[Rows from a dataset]

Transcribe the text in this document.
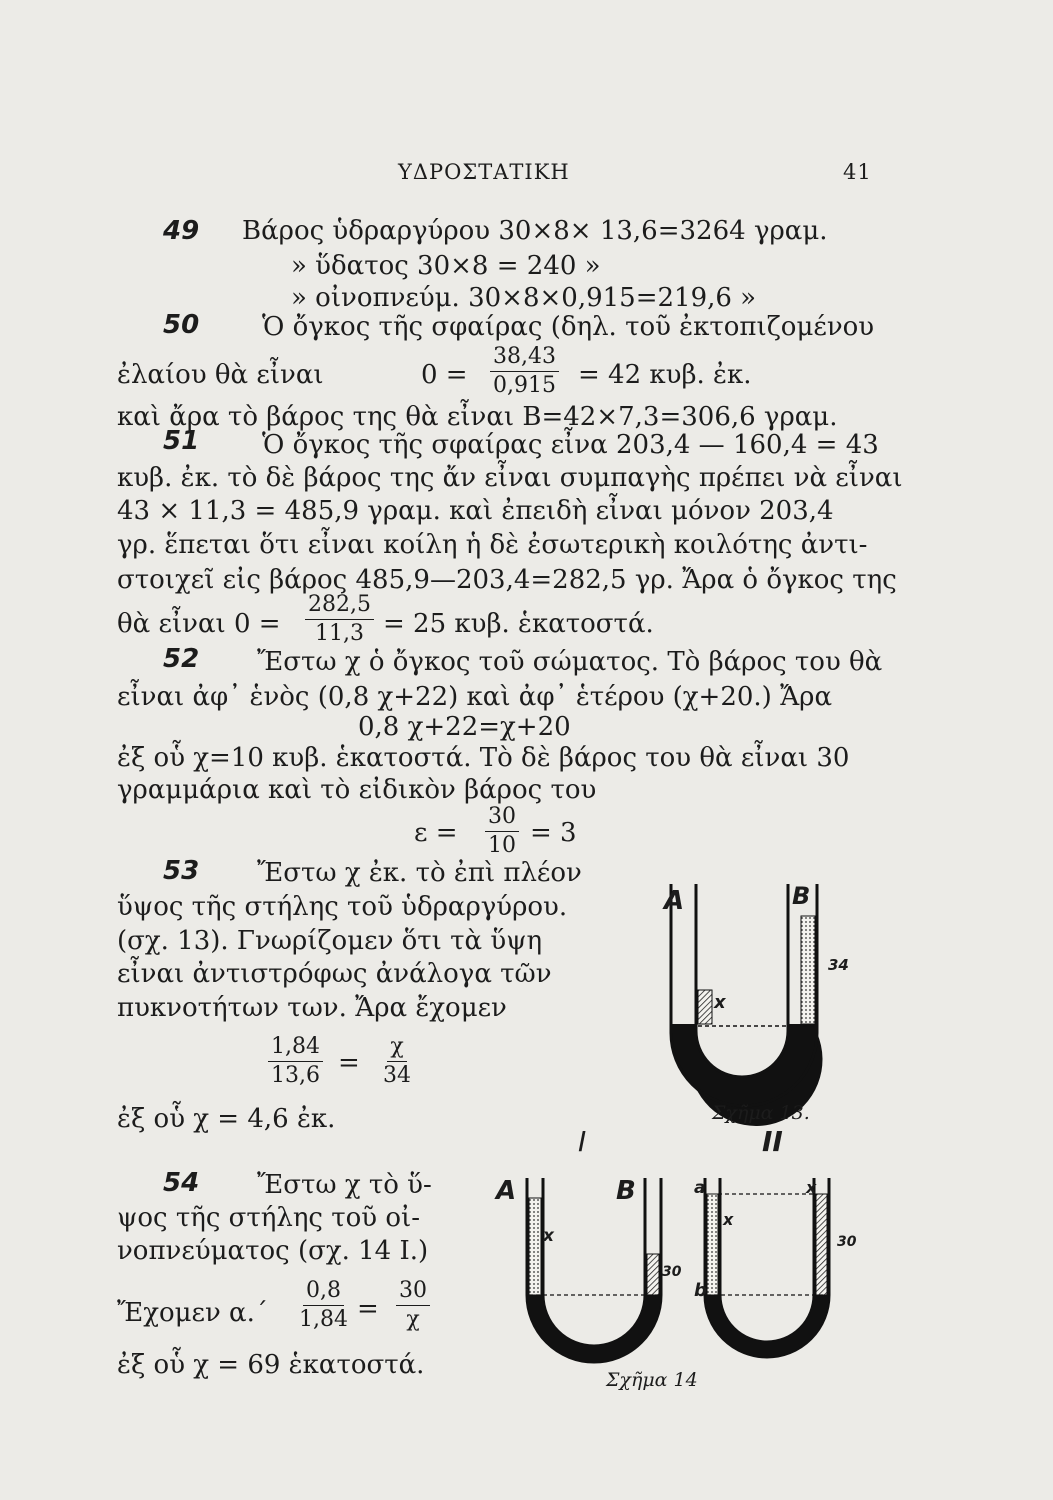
ΥΔΡΟΣΤΑΤΙΚΗ	41
49 Βάρος ὑδραργύρου 30×8× 13,6=3264 γραμ.
» ὕδατος 30×8 = 240 »
» οἰνοπνεύμ. 30×8×0,915=219,6 »
50 Ὁ ὄγκος τῆς σφαίρας (δηλ. τοῦ ἐκτοπιζομένου
ἐλαίου θὰ εἶναι	$0 = \frac{38,43}{0,915} = 42$ κυβ. ἐκ.
καὶ ἄρα τὸ βάρος της θὰ εἶναι Β=42×7,3=306,6 γραμ.
51 Ὁ ὄγκος τῆς σφαίρας εἶνα 203,4 — 160,4 = 43
κυβ. ἐκ. τὸ δὲ βάρος της ἄν εἶναι συμπαγὴς πρέπει νὰ εἶναι
43 × 11,3 = 485,9 γραμ. καὶ ἐπειδὴ εἶναι μόνον 203,4
γρ. ἕπεται ὅτι εἶναι κοίλη ἡ δὲ ἐσωτερικὴ κοιλότης ἀντι-
στοιχεῖ εἰς βάρος 485,9—203,4=282,5 γρ. Ἄρα ὁ ὄγκος της
θὰ εἶναι $0 = \frac{282,5}{11,3} = 25$ κυβ. ἑκατοστά.
52 Ἔστω χ ὁ ὄγκος τοῦ σώματος. Τὸ βάρος του θὰ
εἶναι ἀφ᾽ ἑνὸς (0,8 χ+22) καὶ ἀφ᾽ ἑτέρου (χ+20.) Ἄρα
0,8 χ+22=χ+20
ἐξ οὗ χ=10 κυβ. ἑκατοστά. Τὸ δὲ βάρος του θὰ εἶναι 30
γραμμάρια καὶ τὸ εἰδικὸν βάρος του
$\varepsilon = \frac{30}{10} = 3$
53 Ἔστω χ ἐκ. τὸ ἐπὶ πλέον
ὕψος τῆς στήλης τοῦ ὑδραργύρου.
(σχ. 13). Γνωρίζομεν ὅτι τὰ ὕψη
εἶναι ἀντιστρόφως ἀνάλογα τῶν
πυκνοτήτων των. Ἄρα ἔχομεν
$\frac{1,84}{13,6} = \frac{\chi}{34}$
ἐξ οὗ χ = 4,6 ἐκ.
54 Ἔστω χ τὸ ὕ-
ψος τῆς στήλης τοῦ οἰ-
νοπνεύματος (σχ. 14 Ι.)
Ἔχομεν $\alpha.΄ \frac{0,8}{1,84} = \frac{30}{\chi}$
ἐξ οὗ χ = 69 ἑκατοστά.
A	B
x
34
Σχῆμα 13.
I	II
A	B
x
30
a
b
x
x
30
Σχῆμα 14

> **EXERCISE DESCRIPTION**:
Your task is to transcribe all of the records precisely, with no images included.

> **RESPONSE TO THE EXERCISE**:
Transcribe the text in this document.
ΥΔΡΟΣΤΑΤΙΚΗ	41
49 Βάρος ὑδραργύρου 30×8× 13,6=3264 γραμ.
» ὕδατος 30×8 = 240 »
» οἰνοπνεύμ. 30×8×0,915=219,6 »
50 Ὁ ὄγκος τῆς σφαίρας (δηλ. τοῦ ἐκτοπιζομένου
ἐλαίου θὰ εἶναι	$0 = \frac{38,43}{0,915} = 42$ κυβ. ἐκ.
καὶ ἄρα τὸ βάρος της θὰ εἶναι Β=42×7,3=306,6 γραμ.
51 Ὁ ὄγκος τῆς σφαίρας εἶνα 203,4 — 160,4 = 43
κυβ. ἐκ. τὸ δὲ βάρος της ἄν εἶναι συμπαγὴς πρέπει νὰ εἶναι
43 × 11,3 = 485,9 γραμ. καὶ ἐπειδὴ εἶναι μόνον 203,4
γρ. ἕπεται ὅτι εἶναι κοίλη ἡ δὲ ἐσωτερικὴ κοιλότης ἀντι-
στοιχεῖ εἰς βάρος 485,9—203,4=282,5 γρ. Ἄρα ὁ ὄγκος της
θὰ εἶναι $0 = \frac{282,5}{11,3} = 25$ κυβ. ἑκατοστά.
52 Ἔστω χ ὁ ὄγκος τοῦ σώματος. Τὸ βάρος του θὰ
εἶναι ἀφ᾽ ἑνὸς (0,8 χ+22) καὶ ἀφ᾽ ἑτέρου (χ+20.) Ἄρα
0,8 χ+22=χ+20
ἐξ οὗ χ=10 κυβ. ἑκατοστά. Τὸ δὲ βάρος του θὰ εἶναι 30
γραμμάρια καὶ τὸ εἰδικὸν βάρος του
$\varepsilon = \frac{30}{10} = 3$
53 Ἔστω χ ἐκ. τὸ ἐπὶ πλέον
ὕψος τῆς στήλης τοῦ ὑδραργύρου.
(σχ. 13). Γνωρίζομεν ὅτι τὰ ὕψη
εἶναι ἀντιστρόφως ἀνάλογα τῶν
πυκνοτήτων των. Ἄρα ἔχομεν
$\frac{1,84}{13,6} = \frac{\chi}{34}$
ἐξ οὗ χ = 4,6 ἐκ.
54 Ἔστω χ τὸ ὕ-
ψος τῆς στήλης τοῦ οἰ-
νοπνεύματος (σχ. 14 Ι.)
Ἔχομεν $\alpha.΄ \frac{0,8}{1,84} = \frac{30}{\chi}$
ἐξ οὗ χ = 69 ἑκατοστά.
A	B
x
34
Σχῆμα 13.
I	II
A	B
x
30
a
b
x
x
30
Σχῆμα 14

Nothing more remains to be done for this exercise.